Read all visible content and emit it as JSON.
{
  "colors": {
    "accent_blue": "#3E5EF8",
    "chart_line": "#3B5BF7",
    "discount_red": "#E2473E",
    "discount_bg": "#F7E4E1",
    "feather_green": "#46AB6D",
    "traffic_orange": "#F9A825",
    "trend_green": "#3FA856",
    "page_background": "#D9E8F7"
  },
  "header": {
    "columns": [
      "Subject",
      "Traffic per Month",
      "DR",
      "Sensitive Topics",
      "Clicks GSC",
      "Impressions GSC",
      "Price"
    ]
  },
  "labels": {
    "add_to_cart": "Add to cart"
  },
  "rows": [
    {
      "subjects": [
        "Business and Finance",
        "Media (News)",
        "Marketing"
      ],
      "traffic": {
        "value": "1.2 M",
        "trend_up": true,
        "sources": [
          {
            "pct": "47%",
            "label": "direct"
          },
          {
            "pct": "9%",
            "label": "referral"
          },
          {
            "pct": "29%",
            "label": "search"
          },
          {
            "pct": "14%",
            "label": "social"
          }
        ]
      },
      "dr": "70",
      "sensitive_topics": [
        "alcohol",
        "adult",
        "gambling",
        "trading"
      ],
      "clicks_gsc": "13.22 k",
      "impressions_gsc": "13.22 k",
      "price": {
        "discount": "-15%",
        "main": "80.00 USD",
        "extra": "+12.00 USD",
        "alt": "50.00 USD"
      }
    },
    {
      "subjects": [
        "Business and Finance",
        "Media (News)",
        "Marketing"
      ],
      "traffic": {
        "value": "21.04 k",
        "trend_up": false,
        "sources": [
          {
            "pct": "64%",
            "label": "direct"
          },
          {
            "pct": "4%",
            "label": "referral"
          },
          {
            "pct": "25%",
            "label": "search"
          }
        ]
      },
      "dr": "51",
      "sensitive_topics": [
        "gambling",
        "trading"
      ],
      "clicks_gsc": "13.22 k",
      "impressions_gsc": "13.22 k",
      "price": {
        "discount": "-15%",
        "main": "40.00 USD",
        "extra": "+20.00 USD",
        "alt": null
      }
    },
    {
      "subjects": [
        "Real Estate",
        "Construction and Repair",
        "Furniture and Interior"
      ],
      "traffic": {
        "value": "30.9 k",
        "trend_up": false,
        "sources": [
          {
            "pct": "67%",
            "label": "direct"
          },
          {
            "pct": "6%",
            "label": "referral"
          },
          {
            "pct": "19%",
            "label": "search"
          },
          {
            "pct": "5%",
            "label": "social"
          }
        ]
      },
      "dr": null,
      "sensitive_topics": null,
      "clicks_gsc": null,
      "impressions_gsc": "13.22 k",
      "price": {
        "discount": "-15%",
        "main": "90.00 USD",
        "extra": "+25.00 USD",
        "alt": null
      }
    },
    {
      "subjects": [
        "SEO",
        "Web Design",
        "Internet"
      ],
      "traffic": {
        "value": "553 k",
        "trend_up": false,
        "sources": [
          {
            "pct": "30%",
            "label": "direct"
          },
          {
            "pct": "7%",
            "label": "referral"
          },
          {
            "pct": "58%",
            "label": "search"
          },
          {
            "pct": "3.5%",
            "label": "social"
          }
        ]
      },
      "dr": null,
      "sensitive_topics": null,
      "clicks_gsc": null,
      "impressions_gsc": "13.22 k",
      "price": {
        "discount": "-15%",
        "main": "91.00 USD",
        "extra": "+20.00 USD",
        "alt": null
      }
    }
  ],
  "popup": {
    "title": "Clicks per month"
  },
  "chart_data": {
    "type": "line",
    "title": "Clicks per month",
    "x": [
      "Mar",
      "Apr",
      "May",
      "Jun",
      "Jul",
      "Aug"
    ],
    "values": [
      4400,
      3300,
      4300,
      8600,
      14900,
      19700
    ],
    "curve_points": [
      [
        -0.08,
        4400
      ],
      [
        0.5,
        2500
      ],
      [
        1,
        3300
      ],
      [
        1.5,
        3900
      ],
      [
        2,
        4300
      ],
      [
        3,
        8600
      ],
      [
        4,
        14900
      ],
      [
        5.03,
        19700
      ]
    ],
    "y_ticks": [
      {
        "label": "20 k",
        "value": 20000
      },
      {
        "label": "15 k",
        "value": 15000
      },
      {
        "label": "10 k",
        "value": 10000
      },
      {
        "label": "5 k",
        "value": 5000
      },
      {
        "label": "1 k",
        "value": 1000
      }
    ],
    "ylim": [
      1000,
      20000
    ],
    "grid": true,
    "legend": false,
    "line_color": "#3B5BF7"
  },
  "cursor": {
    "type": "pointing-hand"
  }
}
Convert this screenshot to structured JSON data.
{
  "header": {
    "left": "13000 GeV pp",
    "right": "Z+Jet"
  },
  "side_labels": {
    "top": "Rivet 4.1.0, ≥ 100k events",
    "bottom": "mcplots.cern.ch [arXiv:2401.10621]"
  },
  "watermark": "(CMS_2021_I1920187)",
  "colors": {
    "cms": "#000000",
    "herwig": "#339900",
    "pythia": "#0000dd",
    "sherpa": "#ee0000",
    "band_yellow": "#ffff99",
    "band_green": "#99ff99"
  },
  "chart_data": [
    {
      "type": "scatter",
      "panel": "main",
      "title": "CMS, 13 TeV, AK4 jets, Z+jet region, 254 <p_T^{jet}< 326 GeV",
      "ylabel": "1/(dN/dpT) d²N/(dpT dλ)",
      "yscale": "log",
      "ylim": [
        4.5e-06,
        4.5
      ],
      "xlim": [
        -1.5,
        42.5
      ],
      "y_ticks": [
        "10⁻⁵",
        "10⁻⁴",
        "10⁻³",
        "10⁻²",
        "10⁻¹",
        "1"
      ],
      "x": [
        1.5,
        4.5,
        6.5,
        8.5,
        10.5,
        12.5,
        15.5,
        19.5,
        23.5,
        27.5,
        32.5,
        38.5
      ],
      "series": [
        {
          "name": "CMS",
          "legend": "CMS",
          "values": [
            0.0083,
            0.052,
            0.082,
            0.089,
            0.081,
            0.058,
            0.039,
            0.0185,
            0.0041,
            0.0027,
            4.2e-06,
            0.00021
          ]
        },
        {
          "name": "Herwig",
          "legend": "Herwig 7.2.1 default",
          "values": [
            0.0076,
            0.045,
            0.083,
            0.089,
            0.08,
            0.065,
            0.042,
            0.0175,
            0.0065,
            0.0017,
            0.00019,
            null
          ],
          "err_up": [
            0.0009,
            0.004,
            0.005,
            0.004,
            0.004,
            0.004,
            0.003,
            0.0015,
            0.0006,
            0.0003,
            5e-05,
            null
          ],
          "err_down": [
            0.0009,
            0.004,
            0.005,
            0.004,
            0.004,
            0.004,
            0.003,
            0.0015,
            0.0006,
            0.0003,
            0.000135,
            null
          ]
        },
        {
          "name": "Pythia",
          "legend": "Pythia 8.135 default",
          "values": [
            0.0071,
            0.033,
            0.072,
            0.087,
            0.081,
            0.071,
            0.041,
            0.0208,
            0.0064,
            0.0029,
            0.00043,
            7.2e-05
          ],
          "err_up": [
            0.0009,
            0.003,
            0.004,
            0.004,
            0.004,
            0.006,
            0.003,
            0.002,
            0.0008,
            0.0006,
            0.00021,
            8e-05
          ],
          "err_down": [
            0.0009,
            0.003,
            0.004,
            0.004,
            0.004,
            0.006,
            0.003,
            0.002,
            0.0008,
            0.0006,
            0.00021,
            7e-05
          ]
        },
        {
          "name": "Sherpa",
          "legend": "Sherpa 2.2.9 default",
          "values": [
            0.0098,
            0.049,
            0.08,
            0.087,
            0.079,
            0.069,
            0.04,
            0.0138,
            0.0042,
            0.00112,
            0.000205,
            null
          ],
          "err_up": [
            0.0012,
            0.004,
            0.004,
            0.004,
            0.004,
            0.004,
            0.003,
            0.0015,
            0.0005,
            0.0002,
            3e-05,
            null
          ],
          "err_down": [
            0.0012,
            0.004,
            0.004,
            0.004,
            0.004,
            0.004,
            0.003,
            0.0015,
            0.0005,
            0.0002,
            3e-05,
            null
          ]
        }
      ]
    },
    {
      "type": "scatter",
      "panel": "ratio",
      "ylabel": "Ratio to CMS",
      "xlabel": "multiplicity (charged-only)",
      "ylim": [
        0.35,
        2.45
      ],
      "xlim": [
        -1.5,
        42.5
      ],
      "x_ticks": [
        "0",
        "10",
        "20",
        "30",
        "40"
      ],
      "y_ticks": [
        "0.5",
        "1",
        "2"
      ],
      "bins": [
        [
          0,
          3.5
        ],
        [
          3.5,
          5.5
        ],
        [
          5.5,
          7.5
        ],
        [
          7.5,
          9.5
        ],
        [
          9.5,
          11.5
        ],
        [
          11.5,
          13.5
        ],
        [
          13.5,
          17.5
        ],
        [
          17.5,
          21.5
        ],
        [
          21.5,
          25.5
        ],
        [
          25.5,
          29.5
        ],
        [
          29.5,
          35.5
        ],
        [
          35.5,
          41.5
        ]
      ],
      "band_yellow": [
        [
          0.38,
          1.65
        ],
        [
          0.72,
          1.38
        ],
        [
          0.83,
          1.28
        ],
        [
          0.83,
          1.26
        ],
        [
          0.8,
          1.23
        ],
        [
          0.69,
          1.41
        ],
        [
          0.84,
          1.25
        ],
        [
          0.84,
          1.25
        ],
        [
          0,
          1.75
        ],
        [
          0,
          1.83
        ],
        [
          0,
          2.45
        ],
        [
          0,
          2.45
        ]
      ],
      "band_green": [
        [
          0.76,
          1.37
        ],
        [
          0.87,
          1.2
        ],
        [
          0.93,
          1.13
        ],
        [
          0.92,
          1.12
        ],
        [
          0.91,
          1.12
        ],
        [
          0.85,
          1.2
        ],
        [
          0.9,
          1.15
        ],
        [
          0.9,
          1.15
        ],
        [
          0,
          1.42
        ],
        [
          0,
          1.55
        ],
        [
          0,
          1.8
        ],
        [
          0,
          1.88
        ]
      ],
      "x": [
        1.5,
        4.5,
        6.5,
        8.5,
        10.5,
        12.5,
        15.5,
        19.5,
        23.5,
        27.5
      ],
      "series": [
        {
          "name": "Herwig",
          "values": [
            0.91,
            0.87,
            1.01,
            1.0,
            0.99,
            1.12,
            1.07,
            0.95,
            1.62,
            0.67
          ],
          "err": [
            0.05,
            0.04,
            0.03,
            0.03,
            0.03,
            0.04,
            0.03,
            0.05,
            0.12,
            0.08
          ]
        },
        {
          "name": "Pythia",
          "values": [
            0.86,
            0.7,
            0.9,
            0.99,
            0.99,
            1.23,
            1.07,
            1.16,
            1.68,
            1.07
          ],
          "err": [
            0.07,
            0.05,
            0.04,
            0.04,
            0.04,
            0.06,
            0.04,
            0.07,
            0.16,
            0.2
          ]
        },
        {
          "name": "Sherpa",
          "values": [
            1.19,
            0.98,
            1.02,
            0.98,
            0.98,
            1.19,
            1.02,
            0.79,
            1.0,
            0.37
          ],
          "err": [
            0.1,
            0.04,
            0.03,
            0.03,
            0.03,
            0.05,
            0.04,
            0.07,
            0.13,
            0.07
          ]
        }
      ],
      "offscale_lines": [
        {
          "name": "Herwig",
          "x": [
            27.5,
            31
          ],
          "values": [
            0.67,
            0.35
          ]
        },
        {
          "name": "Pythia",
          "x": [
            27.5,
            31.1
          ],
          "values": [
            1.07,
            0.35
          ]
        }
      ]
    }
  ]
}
-*-
Where a line above includes "legend", copy that line.

### WRITTEN SOLUTION
    "legend": false,
          "legend": "CMS",
          "legend": "Herwig 7.2.1 default",
          "legend": "Pythia 8.135 default",
          "legend": "Sherpa 2.2.9 default",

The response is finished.